Begin TASK DATA
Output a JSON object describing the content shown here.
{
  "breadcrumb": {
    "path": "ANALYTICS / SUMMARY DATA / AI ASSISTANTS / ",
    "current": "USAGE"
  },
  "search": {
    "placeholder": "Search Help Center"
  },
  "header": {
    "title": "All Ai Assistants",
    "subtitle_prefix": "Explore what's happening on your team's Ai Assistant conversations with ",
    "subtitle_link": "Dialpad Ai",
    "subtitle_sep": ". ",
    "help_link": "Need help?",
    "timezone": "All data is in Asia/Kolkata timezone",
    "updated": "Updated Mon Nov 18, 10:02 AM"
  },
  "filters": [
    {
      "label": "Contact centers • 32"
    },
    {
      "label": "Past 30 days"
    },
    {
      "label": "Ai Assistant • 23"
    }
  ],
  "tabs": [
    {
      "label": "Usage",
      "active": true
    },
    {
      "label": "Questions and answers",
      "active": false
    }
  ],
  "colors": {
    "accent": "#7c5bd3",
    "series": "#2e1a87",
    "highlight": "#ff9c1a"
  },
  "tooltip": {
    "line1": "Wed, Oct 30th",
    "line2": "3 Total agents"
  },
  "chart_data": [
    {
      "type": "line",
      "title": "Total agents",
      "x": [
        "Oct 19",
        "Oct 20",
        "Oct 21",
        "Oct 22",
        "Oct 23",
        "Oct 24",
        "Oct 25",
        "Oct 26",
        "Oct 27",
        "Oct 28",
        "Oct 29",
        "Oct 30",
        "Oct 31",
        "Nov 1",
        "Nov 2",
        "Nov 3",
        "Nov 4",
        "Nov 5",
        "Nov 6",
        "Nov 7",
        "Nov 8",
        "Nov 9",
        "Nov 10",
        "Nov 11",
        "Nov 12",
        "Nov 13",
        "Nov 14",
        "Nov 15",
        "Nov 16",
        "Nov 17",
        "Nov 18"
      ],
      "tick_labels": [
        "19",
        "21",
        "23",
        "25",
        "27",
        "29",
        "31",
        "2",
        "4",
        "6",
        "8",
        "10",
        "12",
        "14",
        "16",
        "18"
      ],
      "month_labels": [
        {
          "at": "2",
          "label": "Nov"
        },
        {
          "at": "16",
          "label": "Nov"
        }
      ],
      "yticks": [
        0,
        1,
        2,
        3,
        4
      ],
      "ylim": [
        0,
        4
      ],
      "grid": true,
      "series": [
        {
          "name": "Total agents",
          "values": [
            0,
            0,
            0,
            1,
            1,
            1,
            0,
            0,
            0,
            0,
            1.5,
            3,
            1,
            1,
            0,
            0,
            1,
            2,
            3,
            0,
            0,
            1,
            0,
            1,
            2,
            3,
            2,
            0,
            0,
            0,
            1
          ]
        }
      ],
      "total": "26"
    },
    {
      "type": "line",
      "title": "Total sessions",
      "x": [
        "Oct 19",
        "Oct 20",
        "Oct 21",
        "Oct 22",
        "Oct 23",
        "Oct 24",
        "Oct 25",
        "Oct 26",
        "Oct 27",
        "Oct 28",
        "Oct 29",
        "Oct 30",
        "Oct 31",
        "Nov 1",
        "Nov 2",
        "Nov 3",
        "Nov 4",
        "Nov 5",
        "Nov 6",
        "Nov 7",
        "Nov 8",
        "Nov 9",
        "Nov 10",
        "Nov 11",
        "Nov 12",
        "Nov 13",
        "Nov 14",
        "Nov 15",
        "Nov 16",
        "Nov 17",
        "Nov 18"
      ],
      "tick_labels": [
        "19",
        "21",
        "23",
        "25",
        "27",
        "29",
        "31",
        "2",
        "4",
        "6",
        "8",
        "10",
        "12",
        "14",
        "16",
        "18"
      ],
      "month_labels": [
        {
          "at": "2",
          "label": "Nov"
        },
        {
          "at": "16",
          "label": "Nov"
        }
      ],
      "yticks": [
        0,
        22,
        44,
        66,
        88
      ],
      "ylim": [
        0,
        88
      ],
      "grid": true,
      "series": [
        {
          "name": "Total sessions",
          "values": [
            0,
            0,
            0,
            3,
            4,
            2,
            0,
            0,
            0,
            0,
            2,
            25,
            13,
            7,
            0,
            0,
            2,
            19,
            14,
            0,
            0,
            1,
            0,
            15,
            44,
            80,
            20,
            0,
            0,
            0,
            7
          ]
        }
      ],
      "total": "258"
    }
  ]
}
End TASK DATA
- [EXERCISE]:
Make an exact copy of the data above.

- [RESPONSE]:
Output a JSON object describing the content shown here.
{
  "breadcrumb": {
    "path": "ANALYTICS / SUMMARY DATA / AI ASSISTANTS / ",
    "current": "USAGE"
  },
  "search": {
    "placeholder": "Search Help Center"
  },
  "header": {
    "title": "All Ai Assistants",
    "subtitle_prefix": "Explore what's happening on your team's Ai Assistant conversations with ",
    "subtitle_link": "Dialpad Ai",
    "subtitle_sep": ". ",
    "help_link": "Need help?",
    "timezone": "All data is in Asia/Kolkata timezone",
    "updated": "Updated Mon Nov 18, 10:02 AM"
  },
  "filters": [
    {
      "label": "Contact centers • 32"
    },
    {
      "label": "Past 30 days"
    },
    {
      "label": "Ai Assistant • 23"
    }
  ],
  "tabs": [
    {
      "label": "Usage",
      "active": true
    },
    {
      "label": "Questions and answers",
      "active": false
    }
  ],
  "colors": {
    "accent": "#7c5bd3",
    "series": "#2e1a87",
    "highlight": "#ff9c1a"
  },
  "tooltip": {
    "line1": "Wed, Oct 30th",
    "line2": "3 Total agents"
  },
  "chart_data": [
    {
      "type": "line",
      "title": "Total agents",
      "x": [
        "Oct 19",
        "Oct 20",
        "Oct 21",
        "Oct 22",
        "Oct 23",
        "Oct 24",
        "Oct 25",
        "Oct 26",
        "Oct 27",
        "Oct 28",
        "Oct 29",
        "Oct 30",
        "Oct 31",
        "Nov 1",
        "Nov 2",
        "Nov 3",
        "Nov 4",
        "Nov 5",
        "Nov 6",
        "Nov 7",
        "Nov 8",
        "Nov 9",
        "Nov 10",
        "Nov 11",
        "Nov 12",
        "Nov 13",
        "Nov 14",
        "Nov 15",
        "Nov 16",
        "Nov 17",
        "Nov 18"
      ],
      "tick_labels": [
        "19",
        "21",
        "23",
        "25",
        "27",
        "29",
        "31",
        "2",
        "4",
        "6",
        "8",
        "10",
        "12",
        "14",
        "16",
        "18"
      ],
      "month_labels": [
        {
          "at": "2",
          "label": "Nov"
        },
        {
          "at": "16",
          "label": "Nov"
        }
      ],
      "yticks": [
        0,
        1,
        2,
        3,
        4
      ],
      "ylim": [
        0,
        4
      ],
      "grid": true,
      "series": [
        {
          "name": "Total agents",
          "values": [
            0,
            0,
            0,
            1,
            1,
            1,
            0,
            0,
            0,
            0,
            1.5,
            3,
            1,
            1,
            0,
            0,
            1,
            2,
            3,
            0,
            0,
            1,
            0,
            1,
            2,
            3,
            2,
            0,
            0,
            0,
            1
          ]
        }
      ],
      "total": "26"
    },
    {
      "type": "line",
      "title": "Total sessions",
      "x": [
        "Oct 19",
        "Oct 20",
        "Oct 21",
        "Oct 22",
        "Oct 23",
        "Oct 24",
        "Oct 25",
        "Oct 26",
        "Oct 27",
        "Oct 28",
        "Oct 29",
        "Oct 30",
        "Oct 31",
        "Nov 1",
        "Nov 2",
        "Nov 3",
        "Nov 4",
        "Nov 5",
        "Nov 6",
        "Nov 7",
        "Nov 8",
        "Nov 9",
        "Nov 10",
        "Nov 11",
        "Nov 12",
        "Nov 13",
        "Nov 14",
        "Nov 15",
        "Nov 16",
        "Nov 17",
        "Nov 18"
      ],
      "tick_labels": [
        "19",
        "21",
        "23",
        "25",
        "27",
        "29",
        "31",
        "2",
        "4",
        "6",
        "8",
        "10",
        "12",
        "14",
        "16",
        "18"
      ],
      "month_labels": [
        {
          "at": "2",
          "label": "Nov"
        },
        {
          "at": "16",
          "label": "Nov"
        }
      ],
      "yticks": [
        0,
        22,
        44,
        66,
        88
      ],
      "ylim": [
        0,
        88
      ],
      "grid": true,
      "series": [
        {
          "name": "Total sessions",
          "values": [
            0,
            0,
            0,
            3,
            4,
            2,
            0,
            0,
            0,
            0,
            2,
            25,
            13,
            7,
            0,
            0,
            2,
            19,
            14,
            0,
            0,
            1,
            0,
            15,
            44,
            80,
            20,
            0,
            0,
            0,
            7
          ]
        }
      ],
      "total": "258"
    }
  ]
}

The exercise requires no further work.